[Dataset rows about figures]
━━━━━━━━

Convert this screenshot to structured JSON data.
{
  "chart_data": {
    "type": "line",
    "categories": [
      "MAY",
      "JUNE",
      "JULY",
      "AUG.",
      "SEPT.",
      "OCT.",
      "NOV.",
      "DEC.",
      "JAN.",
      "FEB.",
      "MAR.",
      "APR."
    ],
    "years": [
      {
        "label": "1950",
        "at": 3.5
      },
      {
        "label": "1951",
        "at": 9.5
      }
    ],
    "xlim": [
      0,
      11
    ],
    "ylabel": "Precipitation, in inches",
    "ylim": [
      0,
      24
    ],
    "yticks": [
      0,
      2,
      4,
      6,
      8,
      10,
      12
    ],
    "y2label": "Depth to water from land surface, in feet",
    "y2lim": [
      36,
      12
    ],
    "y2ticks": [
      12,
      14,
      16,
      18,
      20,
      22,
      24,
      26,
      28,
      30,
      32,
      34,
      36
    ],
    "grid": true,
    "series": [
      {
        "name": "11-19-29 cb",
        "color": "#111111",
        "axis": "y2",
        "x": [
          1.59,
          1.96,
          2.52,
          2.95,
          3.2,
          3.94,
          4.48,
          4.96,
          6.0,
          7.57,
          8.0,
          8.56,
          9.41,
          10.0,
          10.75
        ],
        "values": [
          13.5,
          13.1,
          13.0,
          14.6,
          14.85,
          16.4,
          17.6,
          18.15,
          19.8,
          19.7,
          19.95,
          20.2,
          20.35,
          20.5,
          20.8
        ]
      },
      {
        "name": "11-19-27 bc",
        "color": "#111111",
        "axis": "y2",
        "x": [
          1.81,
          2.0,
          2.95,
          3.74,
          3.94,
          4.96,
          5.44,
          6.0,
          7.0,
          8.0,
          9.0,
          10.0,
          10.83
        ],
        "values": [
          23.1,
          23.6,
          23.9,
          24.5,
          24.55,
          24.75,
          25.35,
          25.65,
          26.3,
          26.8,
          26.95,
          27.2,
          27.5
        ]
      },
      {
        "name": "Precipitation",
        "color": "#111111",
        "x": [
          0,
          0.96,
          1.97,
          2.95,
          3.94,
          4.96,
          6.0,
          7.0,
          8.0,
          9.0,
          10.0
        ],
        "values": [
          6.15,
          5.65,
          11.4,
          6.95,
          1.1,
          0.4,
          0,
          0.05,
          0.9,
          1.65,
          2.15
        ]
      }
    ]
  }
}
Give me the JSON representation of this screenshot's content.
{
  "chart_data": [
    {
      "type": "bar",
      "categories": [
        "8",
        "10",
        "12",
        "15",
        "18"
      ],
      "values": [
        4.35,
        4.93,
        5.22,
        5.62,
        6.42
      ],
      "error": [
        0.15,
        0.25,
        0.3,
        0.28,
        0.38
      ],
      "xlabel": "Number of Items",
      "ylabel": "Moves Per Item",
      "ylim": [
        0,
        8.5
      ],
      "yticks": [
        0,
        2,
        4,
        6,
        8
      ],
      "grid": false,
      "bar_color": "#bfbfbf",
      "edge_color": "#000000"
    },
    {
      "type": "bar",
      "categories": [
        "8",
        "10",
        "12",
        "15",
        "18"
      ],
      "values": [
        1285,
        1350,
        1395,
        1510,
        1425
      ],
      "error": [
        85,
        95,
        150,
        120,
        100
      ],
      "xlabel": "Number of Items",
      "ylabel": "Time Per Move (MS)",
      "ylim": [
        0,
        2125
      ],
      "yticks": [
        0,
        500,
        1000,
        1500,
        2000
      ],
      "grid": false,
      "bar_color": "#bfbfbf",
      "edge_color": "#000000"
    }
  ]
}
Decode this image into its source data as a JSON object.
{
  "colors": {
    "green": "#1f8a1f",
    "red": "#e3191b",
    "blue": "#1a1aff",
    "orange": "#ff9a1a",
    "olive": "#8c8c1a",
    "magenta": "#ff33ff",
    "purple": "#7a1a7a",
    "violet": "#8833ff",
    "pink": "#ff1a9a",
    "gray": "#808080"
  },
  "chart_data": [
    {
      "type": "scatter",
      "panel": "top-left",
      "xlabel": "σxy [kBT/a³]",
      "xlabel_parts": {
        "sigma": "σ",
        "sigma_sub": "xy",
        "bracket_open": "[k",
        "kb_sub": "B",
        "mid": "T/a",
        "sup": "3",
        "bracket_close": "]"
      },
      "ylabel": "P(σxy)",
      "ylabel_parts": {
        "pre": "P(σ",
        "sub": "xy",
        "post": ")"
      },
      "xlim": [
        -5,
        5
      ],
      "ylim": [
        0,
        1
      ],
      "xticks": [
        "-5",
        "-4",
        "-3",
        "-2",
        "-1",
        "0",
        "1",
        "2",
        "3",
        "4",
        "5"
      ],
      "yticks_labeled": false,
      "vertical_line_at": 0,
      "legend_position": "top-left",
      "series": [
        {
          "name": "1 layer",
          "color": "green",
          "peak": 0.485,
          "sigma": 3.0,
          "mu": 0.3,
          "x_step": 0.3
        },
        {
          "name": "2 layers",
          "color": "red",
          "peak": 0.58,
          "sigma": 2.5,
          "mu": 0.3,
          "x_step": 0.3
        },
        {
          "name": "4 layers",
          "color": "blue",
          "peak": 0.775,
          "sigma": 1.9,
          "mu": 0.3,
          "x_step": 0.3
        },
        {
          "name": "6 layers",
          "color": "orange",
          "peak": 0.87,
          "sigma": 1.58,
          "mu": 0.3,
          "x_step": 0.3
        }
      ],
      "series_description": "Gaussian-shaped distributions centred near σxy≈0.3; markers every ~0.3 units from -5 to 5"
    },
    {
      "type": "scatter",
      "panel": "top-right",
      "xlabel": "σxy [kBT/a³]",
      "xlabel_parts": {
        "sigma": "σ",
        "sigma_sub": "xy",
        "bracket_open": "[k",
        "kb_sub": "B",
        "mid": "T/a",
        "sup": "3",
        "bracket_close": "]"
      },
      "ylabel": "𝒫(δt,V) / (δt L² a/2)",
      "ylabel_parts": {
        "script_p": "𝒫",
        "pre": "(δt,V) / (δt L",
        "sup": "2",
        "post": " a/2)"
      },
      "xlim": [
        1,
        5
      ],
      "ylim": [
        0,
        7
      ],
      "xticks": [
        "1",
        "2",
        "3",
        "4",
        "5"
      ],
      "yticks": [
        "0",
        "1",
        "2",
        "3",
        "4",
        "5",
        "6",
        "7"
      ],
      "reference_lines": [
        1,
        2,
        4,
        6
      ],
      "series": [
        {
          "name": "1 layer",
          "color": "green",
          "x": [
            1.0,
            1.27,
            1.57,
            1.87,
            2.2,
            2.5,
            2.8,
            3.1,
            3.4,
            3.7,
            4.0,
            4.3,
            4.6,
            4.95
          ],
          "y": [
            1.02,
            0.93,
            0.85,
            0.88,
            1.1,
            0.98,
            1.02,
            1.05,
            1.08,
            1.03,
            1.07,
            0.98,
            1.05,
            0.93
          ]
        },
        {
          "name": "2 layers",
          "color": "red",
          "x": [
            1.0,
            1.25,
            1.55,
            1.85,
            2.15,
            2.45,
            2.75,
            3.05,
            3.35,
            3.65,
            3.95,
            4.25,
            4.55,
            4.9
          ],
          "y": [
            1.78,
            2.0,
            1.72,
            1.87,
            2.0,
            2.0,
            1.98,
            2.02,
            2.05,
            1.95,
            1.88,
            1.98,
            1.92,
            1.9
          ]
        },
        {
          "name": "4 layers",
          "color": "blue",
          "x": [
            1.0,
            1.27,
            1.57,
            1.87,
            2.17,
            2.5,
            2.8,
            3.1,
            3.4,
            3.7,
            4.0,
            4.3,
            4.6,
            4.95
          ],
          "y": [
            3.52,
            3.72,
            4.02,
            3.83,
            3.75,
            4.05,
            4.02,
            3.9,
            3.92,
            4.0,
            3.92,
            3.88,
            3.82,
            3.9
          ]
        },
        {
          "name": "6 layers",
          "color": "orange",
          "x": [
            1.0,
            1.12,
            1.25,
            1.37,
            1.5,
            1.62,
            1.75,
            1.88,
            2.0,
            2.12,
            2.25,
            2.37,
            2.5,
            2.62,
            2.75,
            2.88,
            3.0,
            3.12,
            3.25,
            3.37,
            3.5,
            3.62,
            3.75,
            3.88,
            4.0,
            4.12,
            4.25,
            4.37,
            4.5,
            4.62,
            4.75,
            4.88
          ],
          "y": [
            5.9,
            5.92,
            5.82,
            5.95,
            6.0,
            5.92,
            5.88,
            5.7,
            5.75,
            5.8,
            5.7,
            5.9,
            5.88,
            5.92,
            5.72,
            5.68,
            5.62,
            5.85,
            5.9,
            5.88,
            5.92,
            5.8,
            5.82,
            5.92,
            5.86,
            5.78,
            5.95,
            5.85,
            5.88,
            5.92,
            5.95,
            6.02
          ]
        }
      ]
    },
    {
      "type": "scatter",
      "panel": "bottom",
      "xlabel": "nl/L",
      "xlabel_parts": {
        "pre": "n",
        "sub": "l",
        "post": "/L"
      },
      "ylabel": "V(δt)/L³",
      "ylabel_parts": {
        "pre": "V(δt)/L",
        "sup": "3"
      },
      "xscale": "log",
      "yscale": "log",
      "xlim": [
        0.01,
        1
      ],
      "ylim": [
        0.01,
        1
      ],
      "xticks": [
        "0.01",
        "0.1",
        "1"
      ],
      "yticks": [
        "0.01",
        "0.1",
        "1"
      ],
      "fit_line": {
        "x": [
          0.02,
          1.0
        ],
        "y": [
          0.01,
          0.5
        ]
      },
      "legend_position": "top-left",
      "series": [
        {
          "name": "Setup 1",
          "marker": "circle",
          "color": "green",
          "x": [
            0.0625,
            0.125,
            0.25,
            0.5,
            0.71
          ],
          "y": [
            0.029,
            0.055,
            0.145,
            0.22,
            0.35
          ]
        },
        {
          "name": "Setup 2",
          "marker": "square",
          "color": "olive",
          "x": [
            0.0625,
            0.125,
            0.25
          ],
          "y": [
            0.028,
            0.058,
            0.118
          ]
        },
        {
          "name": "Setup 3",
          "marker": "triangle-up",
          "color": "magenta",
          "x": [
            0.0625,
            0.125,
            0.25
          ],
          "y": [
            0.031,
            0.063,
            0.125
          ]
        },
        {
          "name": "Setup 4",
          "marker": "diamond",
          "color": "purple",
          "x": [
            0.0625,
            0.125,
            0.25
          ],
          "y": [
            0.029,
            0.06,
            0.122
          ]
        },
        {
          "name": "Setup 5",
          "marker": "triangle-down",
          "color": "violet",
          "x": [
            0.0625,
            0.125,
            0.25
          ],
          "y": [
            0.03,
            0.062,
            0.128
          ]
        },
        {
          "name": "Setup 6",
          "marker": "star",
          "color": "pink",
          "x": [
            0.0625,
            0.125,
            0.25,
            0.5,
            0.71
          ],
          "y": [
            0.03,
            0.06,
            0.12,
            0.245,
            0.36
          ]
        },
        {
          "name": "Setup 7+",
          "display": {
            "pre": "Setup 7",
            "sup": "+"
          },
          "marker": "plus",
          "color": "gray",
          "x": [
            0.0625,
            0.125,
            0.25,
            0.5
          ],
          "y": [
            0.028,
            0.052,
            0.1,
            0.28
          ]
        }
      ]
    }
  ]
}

━━━━━━━━

■ WHAT YOU WILL DO
Filter the records above for lines containing the word "Setup", and copy those lines.

■ REPLY TO THE TASK
          "name": "Setup 1",
          "name": "Setup 2",
          "name": "Setup 3",
          "name": "Setup 4",
          "name": "Setup 5",
          "name": "Setup 6",
          "name": "Setup 7+",
            "pre": "Setup 7",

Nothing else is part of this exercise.